- What to work on
Some lines in the records below may hold the word "yaitu"; give the number of those lines and nothing else.

== Entries supplied ==

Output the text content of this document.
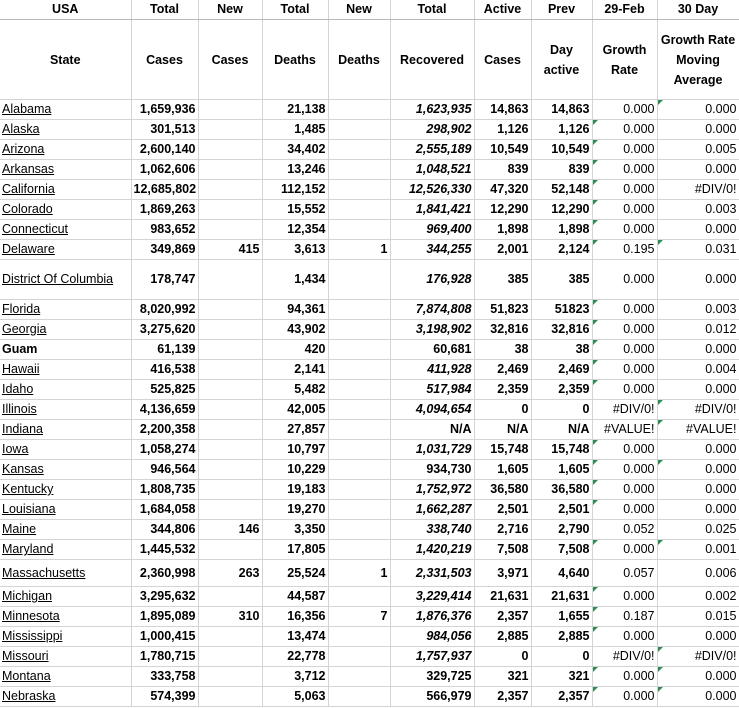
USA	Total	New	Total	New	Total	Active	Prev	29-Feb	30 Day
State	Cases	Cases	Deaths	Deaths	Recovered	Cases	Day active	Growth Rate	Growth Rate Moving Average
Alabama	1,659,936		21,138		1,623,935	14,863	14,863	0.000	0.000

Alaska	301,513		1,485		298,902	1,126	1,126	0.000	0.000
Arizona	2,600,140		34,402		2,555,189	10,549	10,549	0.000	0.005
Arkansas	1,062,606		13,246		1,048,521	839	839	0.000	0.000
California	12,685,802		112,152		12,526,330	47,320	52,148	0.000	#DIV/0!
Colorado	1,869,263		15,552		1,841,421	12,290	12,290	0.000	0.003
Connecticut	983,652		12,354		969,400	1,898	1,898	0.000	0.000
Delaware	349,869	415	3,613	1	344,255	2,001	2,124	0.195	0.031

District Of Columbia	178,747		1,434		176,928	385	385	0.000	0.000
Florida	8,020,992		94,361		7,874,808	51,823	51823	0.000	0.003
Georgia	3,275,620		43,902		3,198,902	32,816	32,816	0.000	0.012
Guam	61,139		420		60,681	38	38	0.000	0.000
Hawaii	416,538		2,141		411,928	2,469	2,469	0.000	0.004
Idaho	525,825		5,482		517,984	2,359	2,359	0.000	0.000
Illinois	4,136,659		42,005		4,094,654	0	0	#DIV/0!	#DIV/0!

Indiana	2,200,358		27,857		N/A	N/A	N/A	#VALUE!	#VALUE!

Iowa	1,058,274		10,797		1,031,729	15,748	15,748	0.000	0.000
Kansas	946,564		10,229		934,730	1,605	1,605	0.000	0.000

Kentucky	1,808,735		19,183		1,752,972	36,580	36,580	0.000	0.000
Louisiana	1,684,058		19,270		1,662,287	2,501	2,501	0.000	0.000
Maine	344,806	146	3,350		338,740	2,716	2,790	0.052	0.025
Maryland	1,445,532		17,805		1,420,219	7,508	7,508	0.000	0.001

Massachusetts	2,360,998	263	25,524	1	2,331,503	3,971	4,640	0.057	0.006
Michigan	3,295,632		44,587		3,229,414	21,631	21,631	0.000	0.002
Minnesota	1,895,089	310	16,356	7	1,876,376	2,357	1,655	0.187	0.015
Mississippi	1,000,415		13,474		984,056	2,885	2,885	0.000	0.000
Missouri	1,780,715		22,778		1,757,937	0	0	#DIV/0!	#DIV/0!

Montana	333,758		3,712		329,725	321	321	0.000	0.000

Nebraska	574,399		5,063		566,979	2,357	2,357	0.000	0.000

===
== Entries supplied ==

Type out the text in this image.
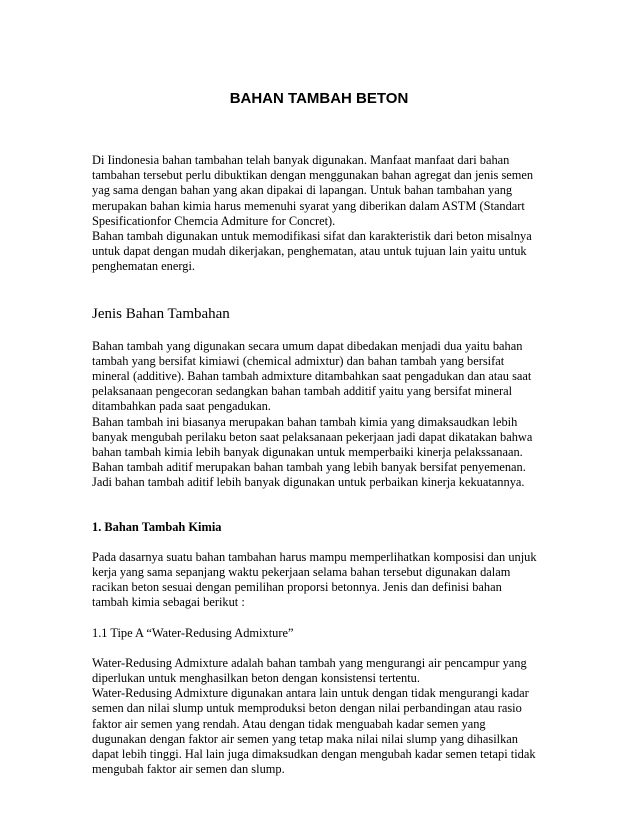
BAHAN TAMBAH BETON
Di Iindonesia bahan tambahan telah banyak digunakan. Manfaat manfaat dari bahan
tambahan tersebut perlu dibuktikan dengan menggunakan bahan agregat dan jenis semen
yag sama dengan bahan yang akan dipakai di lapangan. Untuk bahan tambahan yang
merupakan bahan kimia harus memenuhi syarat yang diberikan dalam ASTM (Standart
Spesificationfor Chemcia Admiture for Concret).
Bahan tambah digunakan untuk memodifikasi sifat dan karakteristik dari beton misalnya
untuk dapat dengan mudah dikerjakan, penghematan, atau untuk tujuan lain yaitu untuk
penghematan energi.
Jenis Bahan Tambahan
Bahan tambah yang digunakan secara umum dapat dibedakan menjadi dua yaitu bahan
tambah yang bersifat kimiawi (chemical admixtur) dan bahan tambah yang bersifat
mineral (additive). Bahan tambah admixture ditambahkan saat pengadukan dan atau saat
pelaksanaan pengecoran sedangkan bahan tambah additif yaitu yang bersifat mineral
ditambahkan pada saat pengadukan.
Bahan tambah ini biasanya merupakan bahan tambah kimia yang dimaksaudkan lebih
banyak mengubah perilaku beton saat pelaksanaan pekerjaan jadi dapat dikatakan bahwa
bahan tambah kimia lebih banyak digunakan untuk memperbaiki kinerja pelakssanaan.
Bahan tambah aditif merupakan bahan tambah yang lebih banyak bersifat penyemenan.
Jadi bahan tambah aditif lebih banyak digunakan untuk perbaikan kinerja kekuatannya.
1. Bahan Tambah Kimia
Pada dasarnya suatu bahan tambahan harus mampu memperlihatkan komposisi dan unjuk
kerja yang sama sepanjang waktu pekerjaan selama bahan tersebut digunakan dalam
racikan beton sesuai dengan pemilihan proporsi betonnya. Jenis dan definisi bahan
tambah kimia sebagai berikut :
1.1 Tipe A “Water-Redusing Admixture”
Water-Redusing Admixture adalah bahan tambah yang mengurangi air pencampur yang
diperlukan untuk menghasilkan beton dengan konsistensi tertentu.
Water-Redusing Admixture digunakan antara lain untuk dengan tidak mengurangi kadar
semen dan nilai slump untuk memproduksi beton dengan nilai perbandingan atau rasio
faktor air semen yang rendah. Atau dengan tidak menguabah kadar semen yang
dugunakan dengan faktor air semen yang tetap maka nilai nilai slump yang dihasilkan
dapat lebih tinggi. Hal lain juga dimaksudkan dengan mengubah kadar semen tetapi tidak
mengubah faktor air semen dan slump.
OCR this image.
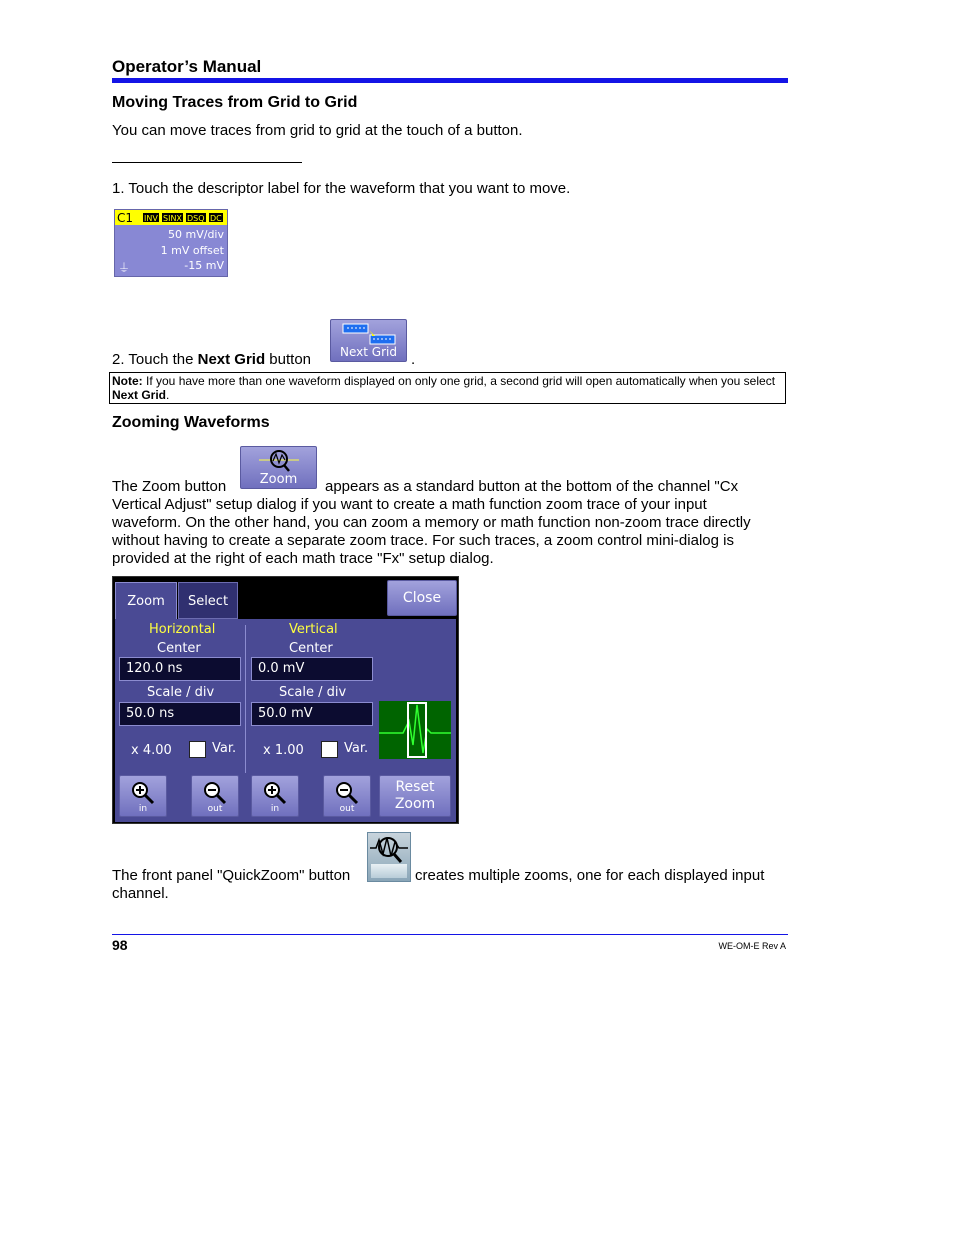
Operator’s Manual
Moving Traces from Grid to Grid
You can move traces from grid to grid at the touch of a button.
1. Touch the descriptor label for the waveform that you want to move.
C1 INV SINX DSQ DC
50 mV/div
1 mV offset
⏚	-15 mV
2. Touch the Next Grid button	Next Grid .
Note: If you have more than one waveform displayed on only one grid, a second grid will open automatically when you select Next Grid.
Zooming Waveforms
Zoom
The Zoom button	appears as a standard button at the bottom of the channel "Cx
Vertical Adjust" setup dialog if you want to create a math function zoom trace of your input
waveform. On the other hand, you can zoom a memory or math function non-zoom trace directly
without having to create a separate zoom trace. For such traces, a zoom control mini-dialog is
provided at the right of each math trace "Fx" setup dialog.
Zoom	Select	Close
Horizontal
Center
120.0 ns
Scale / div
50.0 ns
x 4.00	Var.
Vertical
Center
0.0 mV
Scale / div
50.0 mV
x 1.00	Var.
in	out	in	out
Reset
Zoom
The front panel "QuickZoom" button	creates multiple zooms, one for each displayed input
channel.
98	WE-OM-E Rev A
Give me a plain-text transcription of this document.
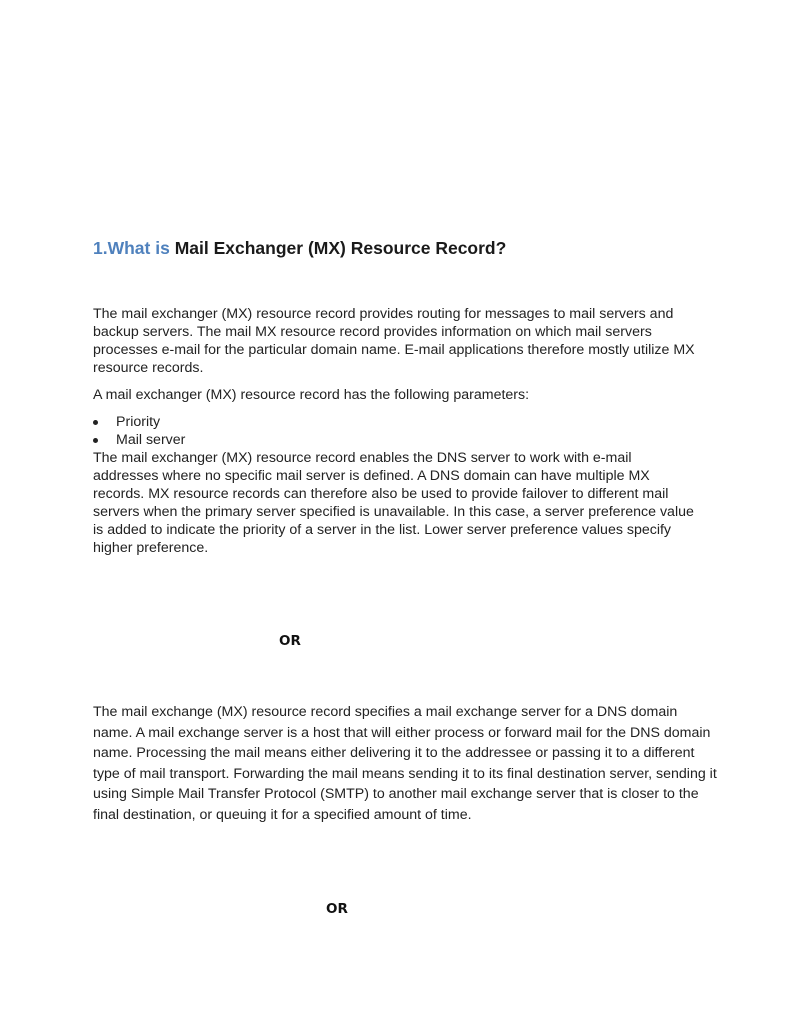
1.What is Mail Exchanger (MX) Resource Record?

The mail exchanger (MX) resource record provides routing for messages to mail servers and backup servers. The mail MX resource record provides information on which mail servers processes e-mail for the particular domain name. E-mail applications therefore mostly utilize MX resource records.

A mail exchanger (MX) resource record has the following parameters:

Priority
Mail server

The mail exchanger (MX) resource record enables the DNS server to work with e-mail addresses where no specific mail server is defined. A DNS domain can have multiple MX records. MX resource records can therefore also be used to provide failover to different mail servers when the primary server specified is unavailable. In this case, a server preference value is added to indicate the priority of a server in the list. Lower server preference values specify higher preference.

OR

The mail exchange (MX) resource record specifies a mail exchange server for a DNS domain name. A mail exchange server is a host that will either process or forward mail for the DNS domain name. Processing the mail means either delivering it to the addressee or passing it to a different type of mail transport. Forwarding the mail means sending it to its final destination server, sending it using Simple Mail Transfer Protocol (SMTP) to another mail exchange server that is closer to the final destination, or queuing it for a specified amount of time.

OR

===

- Exercise answer
3